**Work to do**
Convert the listing below into a Markdown table with an Index column holding each line's sequence number and a Text column holding the line itself, leaving out blank lines.

— BEGIN —

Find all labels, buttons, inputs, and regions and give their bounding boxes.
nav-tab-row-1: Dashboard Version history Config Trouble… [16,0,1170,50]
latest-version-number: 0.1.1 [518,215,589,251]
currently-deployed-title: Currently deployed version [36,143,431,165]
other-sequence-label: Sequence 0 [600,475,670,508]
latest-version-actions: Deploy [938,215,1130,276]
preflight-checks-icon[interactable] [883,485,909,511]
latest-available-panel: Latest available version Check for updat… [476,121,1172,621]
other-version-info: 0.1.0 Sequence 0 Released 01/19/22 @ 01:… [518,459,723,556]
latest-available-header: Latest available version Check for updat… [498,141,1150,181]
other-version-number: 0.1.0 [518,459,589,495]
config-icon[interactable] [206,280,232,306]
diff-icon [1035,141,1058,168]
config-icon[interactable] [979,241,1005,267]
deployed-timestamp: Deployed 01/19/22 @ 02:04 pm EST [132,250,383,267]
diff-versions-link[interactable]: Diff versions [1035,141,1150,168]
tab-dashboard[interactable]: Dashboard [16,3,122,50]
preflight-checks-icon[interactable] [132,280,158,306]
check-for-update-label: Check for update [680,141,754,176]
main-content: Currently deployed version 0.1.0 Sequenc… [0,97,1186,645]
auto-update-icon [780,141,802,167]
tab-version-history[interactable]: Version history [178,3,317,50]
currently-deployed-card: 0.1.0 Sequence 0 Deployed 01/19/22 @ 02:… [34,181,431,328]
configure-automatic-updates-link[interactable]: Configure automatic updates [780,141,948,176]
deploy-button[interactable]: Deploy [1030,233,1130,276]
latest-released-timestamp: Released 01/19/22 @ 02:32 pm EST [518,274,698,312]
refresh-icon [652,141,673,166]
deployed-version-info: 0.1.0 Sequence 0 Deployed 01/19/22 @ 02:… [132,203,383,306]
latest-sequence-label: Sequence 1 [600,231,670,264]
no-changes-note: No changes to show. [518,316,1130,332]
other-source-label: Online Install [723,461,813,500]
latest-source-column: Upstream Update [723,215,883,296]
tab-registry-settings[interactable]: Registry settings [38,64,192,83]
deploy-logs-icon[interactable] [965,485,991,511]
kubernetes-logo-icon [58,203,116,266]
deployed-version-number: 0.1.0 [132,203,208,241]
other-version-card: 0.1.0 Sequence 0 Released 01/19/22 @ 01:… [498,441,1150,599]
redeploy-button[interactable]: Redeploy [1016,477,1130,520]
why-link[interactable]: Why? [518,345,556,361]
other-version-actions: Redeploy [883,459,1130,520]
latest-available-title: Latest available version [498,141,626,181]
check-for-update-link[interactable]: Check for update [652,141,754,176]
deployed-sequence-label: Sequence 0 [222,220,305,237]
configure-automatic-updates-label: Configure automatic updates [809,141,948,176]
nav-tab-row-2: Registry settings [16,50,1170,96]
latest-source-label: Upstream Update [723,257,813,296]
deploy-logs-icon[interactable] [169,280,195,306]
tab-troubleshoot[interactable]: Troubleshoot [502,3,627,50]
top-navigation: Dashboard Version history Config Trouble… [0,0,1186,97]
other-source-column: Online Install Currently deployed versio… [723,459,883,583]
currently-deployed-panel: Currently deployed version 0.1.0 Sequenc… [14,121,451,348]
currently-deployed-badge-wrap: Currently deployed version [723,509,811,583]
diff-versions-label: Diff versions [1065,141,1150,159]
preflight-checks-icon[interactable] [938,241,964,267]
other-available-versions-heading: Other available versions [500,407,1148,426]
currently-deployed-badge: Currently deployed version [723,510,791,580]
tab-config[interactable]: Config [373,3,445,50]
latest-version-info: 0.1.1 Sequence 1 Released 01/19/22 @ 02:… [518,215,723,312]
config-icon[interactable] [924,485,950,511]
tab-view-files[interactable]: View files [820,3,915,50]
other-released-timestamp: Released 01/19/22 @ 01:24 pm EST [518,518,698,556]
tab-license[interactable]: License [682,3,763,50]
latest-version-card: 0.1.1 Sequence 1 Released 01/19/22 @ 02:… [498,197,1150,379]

— END —

**Answer to the task**
| Index | Text |
|---|---|
| 1 | Find all labels, buttons, inputs, and regions and give their bounding boxes. |
| 2 | nav-tab-row-1: Dashboard Version history Config Trouble… [16,0,1170,50] |
| 3 | latest-version-number: 0.1.1 [518,215,589,251] |
| 4 | currently-deployed-title: Currently deployed version [36,143,431,165] |
| 5 | other-sequence-label: Sequence 0 [600,475,670,508] |
| 6 | latest-version-actions: Deploy [938,215,1130,276] |
| 7 | preflight-checks-icon[interactable] [883,485,909,511] |
| 8 | latest-available-panel: Latest available version Check for updat… [476,121,1172,621] |
| 9 | other-version-info: 0.1.0 Sequence 0 Released 01/19/22 @ 01:… [518,459,723,556] |
| 10 | latest-available-header: Latest available version Check for updat… [498,141,1150,181] |
| 11 | other-version-number: 0.1.0 [518,459,589,495] |
| 12 | config-icon[interactable] [206,280,232,306] |
| 13 | diff-icon [1035,141,1058,168] |
| 14 | config-icon[interactable] [979,241,1005,267] |
| 15 | deployed-timestamp: Deployed 01/19/22 @ 02:04 pm EST [132,250,383,267] |
| 16 | diff-versions-link[interactable]: Diff versions [1035,141,1150,168] |
| 17 | tab-dashboard[interactable]: Dashboard [16,3,122,50] |
| 18 | preflight-checks-icon[interactable] [132,280,158,306] |
| 19 | check-for-update-label: Check for update [680,141,754,176] |
| 20 | main-content: Currently deployed version 0.1.0 Sequenc… [0,97,1186,645] |
| 21 | auto-update-icon [780,141,802,167] |
| 22 | tab-version-history[interactable]: Version history [178,3,317,50] |
| 23 | currently-deployed-card: 0.1.0 Sequence 0 Deployed 01/19/22 @ 02:… [34,181,431,328] |
| 24 | configure-automatic-updates-link[interactable]: Configure automatic updates [780,141,948,176] |
| 25 | deploy-button[interactable]: Deploy [1030,233,1130,276] |
| 26 | latest-released-timestamp: Released 01/19/22 @ 02:32 pm EST [518,274,698,312] |
| 27 | refresh-icon [652,141,673,166] |
| 28 | deployed-version-info: 0.1.0 Sequence 0 Deployed 01/19/22 @ 02:… [132,203,383,306] |
| 29 | latest-sequence-label: Sequence 1 [600,231,670,264] |
| 30 | no-changes-note: No changes to show. [518,316,1130,332] |
| 31 | other-source-label: Online Install [723,461,813,500] |
| 32 | latest-source-column: Upstream Update [723,215,883,296] |
| 33 | tab-registry-settings[interactable]: Registry settings [38,64,192,83] |
| 34 | deploy-logs-icon[interactable] [965,485,991,511] |
| 35 | kubernetes-logo-icon [58,203,116,266] |
| 36 | deployed-version-number: 0.1.0 [132,203,208,241] |
| 37 | other-version-card: 0.1.0 Sequence 0 Released 01/19/22 @ 01:… [498,441,1150,599] |
| 38 | redeploy-button[interactable]: Redeploy [1016,477,1130,520] |
| 39 | why-link[interactable]: Why? [518,345,556,361] |
| 40 | other-version-actions: Redeploy [883,459,1130,520] |
| 41 | latest-available-title: Latest available version [498,141,626,181] |
| 42 | check-for-update-link[interactable]: Check for update [652,141,754,176] |
| 43 | deployed-sequence-label: Sequence 0 [222,220,305,237] |
| 44 | configure-automatic-updates-label: Configure automatic updates [809,141,948,176] |
| 45 | nav-tab-row-2: Registry settings [16,50,1170,96] |
| 46 | latest-source-label: Upstream Update [723,257,813,296] |
| 47 | deploy-logs-icon[interactable] [169,280,195,306] |
| 48 | tab-troubleshoot[interactable]: Troubleshoot [502,3,627,50] |
| 49 | top-navigation: Dashboard Version history Config Trouble… [0,0,1186,97] |
| 50 | other-source-column: Online Install Currently deployed versio… [723,459,883,583] |
| 51 | currently-deployed-panel: Currently deployed version 0.1.0 Sequenc… [14,121,451,348] |
| 52 | currently-deployed-badge-wrap: Currently deployed version [723,509,811,583] |
| 53 | diff-versions-label: Diff versions [1065,141,1150,159] |
| 54 | preflight-checks-icon[interactable] [938,241,964,267] |
| 55 | other-available-versions-heading: Other available versions [500,407,1148,426] |
| 56 | currently-deployed-badge: Currently deployed version [723,510,791,580] |
| 57 | tab-config[interactable]: Config [373,3,445,50] |
| 58 | latest-version-info: 0.1.1 Sequence 1 Released 01/19/22 @ 02:… [518,215,723,312] |
| 59 | config-icon[interactable] [924,485,950,511] |
| 60 | tab-view-files[interactable]: View files [820,3,915,50] |
| 61 | other-released-timestamp: Released 01/19/22 @ 01:24 pm EST [518,518,698,556] |
| 62 | tab-license[interactable]: License [682,3,763,50] |
| 63 | latest-version-card: 0.1.1 Sequence 1 Released 01/19/22 @ 02:… [498,197,1150,379] |